• Aim of the task: All entries must be extracted exactly, with nothing added or dropped.

[Collection entries]
* start *

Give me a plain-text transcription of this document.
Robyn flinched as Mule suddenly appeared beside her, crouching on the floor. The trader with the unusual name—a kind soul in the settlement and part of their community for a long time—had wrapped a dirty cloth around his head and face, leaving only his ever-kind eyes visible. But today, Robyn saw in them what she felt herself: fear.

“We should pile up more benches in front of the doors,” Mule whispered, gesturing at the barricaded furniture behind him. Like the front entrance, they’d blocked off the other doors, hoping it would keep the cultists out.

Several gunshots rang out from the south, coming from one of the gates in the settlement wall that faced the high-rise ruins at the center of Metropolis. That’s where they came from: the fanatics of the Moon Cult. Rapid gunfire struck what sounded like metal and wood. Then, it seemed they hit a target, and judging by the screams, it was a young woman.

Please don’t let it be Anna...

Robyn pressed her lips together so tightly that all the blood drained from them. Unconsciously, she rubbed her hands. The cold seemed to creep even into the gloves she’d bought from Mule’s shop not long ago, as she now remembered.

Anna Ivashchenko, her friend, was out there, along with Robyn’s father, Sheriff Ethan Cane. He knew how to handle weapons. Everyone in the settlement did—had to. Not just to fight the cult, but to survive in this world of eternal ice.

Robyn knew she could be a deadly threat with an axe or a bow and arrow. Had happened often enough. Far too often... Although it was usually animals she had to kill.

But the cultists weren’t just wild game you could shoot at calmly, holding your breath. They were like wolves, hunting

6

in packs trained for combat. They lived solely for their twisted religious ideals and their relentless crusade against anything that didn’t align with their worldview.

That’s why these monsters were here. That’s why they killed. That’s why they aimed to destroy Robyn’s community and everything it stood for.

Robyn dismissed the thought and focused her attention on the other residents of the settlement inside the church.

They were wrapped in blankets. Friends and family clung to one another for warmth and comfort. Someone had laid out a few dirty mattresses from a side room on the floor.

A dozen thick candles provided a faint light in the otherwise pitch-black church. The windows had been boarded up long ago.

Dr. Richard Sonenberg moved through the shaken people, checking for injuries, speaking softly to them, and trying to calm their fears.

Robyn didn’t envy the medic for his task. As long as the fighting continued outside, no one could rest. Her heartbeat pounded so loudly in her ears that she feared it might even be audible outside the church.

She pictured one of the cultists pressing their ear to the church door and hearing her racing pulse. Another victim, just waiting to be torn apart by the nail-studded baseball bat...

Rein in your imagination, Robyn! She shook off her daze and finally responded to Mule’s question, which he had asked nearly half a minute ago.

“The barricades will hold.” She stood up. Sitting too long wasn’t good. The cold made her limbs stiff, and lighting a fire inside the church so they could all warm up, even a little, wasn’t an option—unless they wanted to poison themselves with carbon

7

* end *

• Complete output:
Give me a plain-text transcription of this document.
Robyn flinched as Mule suddenly appeared beside her, crouching on the floor. The trader with the unusual name—a kind soul in the settlement and part of their community for a long time—had wrapped a dirty cloth around his head and face, leaving only his ever-kind eyes visible. But today, Robyn saw in them what she felt herself: fear.

“We should pile up more benches in front of the doors,” Mule whispered, gesturing at the barricaded furniture behind him. Like the front entrance, they’d blocked off the other doors, hoping it would keep the cultists out.

Several gunshots rang out from the south, coming from one of the gates in the settlement wall that faced the high-rise ruins at the center of Metropolis. That’s where they came from: the fanatics of the Moon Cult. Rapid gunfire struck what sounded like metal and wood. Then, it seemed they hit a target, and judging by the screams, it was a young woman.

Please don’t let it be Anna...

Robyn pressed her lips together so tightly that all the blood drained from them. Unconsciously, she rubbed her hands. The cold seemed to creep even into the gloves she’d bought from Mule’s shop not long ago, as she now remembered.

Anna Ivashchenko, her friend, was out there, along with Robyn’s father, Sheriff Ethan Cane. He knew how to handle weapons. Everyone in the settlement did—had to. Not just to fight the cult, but to survive in this world of eternal ice.

Robyn knew she could be a deadly threat with an axe or a bow and arrow. Had happened often enough. Far too often... Although it was usually animals she had to kill.

But the cultists weren’t just wild game you could shoot at calmly, holding your breath. They were like wolves, hunting

6

in packs trained for combat. They lived solely for their twisted religious ideals and their relentless crusade against anything that didn’t align with their worldview.

That’s why these monsters were here. That’s why they killed. That’s why they aimed to destroy Robyn’s community and everything it stood for.

Robyn dismissed the thought and focused her attention on the other residents of the settlement inside the church.

They were wrapped in blankets. Friends and family clung to one another for warmth and comfort. Someone had laid out a few dirty mattresses from a side room on the floor.

A dozen thick candles provided a faint light in the otherwise pitch-black church. The windows had been boarded up long ago.

Dr. Richard Sonenberg moved through the shaken people, checking for injuries, speaking softly to them, and trying to calm their fears.

Robyn didn’t envy the medic for his task. As long as the fighting continued outside, no one could rest. Her heartbeat pounded so loudly in her ears that she feared it might even be audible outside the church.

She pictured one of the cultists pressing their ear to the church door and hearing her racing pulse. Another victim, just waiting to be torn apart by the nail-studded baseball bat...

Rein in your imagination, Robyn! She shook off her daze and finally responded to Mule’s question, which he had asked nearly half a minute ago.

“The barricades will hold.” She stood up. Sitting too long wasn’t good. The cold made her limbs stiff, and lighting a fire inside the church so they could all warm up, even a little, wasn’t an option—unless they wanted to poison themselves with carbon

7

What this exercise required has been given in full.